Look below and pull out each line with the word "Походження".

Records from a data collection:
-- start --

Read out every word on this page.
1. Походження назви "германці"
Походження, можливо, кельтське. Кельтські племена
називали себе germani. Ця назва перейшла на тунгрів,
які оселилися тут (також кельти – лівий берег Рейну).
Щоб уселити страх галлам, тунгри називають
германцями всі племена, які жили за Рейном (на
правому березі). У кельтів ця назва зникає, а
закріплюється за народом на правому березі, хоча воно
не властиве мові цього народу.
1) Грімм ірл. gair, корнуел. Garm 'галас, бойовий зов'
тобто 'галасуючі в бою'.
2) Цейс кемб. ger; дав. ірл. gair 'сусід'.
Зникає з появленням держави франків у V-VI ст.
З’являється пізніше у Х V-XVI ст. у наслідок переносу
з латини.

-- end --

- OUTPUT BELOW:
1. Походження назви "германці"
Походження, можливо, кельтське. Кельтські племена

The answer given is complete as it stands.